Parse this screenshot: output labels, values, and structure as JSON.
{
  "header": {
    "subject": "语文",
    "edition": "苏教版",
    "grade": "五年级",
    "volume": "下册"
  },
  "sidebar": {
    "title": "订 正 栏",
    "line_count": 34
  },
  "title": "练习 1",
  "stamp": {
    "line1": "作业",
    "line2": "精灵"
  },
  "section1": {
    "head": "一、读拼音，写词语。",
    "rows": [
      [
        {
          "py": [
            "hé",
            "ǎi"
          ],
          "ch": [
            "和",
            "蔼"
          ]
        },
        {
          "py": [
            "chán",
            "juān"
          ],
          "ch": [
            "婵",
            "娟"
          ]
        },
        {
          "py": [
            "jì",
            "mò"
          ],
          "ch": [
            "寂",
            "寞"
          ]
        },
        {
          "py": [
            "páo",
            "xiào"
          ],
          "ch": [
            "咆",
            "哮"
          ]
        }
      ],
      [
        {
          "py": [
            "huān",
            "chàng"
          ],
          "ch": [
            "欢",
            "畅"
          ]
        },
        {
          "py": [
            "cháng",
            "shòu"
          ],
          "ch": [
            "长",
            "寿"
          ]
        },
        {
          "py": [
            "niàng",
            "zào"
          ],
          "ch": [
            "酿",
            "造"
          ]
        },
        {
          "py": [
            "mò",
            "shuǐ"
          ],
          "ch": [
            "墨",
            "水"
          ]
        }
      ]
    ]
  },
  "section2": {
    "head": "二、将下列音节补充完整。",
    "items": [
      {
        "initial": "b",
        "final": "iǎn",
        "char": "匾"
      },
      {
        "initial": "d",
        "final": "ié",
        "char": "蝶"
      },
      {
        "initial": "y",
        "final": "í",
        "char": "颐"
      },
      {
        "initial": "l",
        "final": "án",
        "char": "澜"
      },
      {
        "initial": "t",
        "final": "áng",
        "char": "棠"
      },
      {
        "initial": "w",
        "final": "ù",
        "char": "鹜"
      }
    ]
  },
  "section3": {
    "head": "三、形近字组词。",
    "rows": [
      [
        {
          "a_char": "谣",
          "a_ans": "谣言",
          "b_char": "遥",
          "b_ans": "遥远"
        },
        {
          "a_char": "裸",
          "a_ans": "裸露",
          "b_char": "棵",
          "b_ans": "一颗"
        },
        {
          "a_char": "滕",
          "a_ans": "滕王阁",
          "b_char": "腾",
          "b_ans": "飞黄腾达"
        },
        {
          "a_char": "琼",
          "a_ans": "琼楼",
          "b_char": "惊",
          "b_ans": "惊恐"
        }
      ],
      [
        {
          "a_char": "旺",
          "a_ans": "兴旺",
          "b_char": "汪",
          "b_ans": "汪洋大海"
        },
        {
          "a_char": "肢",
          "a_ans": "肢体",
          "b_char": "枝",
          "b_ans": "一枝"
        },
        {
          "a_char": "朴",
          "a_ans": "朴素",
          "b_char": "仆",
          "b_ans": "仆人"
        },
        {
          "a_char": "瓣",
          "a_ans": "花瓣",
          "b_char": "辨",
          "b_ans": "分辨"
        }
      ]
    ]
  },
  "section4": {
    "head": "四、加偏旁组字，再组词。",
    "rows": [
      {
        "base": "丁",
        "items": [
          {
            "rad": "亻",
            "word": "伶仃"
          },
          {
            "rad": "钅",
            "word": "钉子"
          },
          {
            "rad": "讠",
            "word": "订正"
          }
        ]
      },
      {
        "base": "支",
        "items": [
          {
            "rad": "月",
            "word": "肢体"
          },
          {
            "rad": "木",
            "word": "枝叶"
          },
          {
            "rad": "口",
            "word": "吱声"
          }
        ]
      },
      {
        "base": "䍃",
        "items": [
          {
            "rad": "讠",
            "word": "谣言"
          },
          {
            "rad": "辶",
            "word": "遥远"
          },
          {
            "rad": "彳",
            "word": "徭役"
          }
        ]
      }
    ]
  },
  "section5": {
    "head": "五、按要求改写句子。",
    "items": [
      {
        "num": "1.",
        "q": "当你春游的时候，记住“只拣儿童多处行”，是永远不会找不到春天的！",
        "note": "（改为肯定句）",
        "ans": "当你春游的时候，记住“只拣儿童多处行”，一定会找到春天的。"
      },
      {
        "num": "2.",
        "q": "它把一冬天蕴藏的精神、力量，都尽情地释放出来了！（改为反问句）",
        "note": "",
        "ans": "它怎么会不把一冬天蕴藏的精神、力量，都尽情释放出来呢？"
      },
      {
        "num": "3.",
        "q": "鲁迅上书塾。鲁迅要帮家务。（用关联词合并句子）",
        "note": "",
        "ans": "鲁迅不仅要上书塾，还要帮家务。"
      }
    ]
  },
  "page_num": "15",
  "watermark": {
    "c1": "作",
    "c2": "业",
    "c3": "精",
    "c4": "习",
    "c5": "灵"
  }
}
***
Directions for this task: Each line that holds the word "initial" should be extracted from the records.

Expected output:
        "initial": "b",
        "initial": "d",
        "initial": "y",
        "initial": "l",
        "initial": "t",
        "initial": "w",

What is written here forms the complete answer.